(Data entries)
··········

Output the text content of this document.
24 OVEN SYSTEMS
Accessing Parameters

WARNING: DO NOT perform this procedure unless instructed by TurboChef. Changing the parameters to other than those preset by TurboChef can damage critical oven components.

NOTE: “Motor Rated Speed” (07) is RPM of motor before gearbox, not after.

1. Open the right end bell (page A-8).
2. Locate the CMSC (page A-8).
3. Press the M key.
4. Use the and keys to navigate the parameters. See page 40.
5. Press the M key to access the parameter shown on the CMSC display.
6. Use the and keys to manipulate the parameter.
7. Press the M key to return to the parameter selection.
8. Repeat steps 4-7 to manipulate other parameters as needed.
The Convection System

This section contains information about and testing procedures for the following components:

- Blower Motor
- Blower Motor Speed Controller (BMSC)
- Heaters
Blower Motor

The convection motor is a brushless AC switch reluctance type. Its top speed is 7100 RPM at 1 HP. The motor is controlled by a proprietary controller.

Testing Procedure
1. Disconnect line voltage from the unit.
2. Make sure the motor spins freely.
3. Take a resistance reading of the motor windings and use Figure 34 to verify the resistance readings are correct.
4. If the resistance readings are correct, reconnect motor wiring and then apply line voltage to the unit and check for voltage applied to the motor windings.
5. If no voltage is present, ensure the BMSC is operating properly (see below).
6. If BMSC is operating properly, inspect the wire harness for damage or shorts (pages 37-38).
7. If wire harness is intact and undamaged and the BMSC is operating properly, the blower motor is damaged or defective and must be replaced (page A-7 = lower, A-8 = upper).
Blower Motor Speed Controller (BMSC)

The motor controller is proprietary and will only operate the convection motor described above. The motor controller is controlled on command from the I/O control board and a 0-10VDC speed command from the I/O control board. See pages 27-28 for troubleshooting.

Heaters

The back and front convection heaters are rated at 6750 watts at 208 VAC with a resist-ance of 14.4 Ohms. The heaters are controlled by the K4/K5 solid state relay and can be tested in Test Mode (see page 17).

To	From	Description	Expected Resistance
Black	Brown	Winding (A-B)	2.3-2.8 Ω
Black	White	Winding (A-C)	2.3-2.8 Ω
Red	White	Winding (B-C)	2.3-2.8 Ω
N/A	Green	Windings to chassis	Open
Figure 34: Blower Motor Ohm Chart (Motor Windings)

··········

**PROBLEM DESCRIPTION:** Return the entries in full, keeping every line exactly as it is.

**FINISHED EXERCISE:**
Output the text content of this document.
24 OVEN SYSTEMS
Accessing Parameters

WARNING: DO NOT perform this procedure unless instructed by TurboChef. Changing the parameters to other than those preset by TurboChef can damage critical oven components.

NOTE: “Motor Rated Speed” (07) is RPM of motor before gearbox, not after.

1. Open the right end bell (page A-8).
2. Locate the CMSC (page A-8).
3. Press the M key.
4. Use the and keys to navigate the parameters. See page 40.
5. Press the M key to access the parameter shown on the CMSC display.
6. Use the and keys to manipulate the parameter.
7. Press the M key to return to the parameter selection.
8. Repeat steps 4-7 to manipulate other parameters as needed.
The Convection System

This section contains information about and testing procedures for the following components:

- Blower Motor
- Blower Motor Speed Controller (BMSC)
- Heaters
Blower Motor

The convection motor is a brushless AC switch reluctance type. Its top speed is 7100 RPM at 1 HP. The motor is controlled by a proprietary controller.

Testing Procedure
1. Disconnect line voltage from the unit.
2. Make sure the motor spins freely.
3. Take a resistance reading of the motor windings and use Figure 34 to verify the resistance readings are correct.
4. If the resistance readings are correct, reconnect motor wiring and then apply line voltage to the unit and check for voltage applied to the motor windings.
5. If no voltage is present, ensure the BMSC is operating properly (see below).
6. If BMSC is operating properly, inspect the wire harness for damage or shorts (pages 37-38).
7. If wire harness is intact and undamaged and the BMSC is operating properly, the blower motor is damaged or defective and must be replaced (page A-7 = lower, A-8 = upper).
Blower Motor Speed Controller (BMSC)

The motor controller is proprietary and will only operate the convection motor described above. The motor controller is controlled on command from the I/O control board and a 0-10VDC speed command from the I/O control board. See pages 27-28 for troubleshooting.

Heaters

The back and front convection heaters are rated at 6750 watts at 208 VAC with a resist-ance of 14.4 Ohms. The heaters are controlled by the K4/K5 solid state relay and can be tested in Test Mode (see page 17).

To	From	Description	Expected Resistance
Black	Brown	Winding (A-B)	2.3-2.8 Ω
Black	White	Winding (A-C)	2.3-2.8 Ω
Red	White	Winding (B-C)	2.3-2.8 Ω
N/A	Green	Windings to chassis	Open
Figure 34: Blower Motor Ohm Chart (Motor Windings)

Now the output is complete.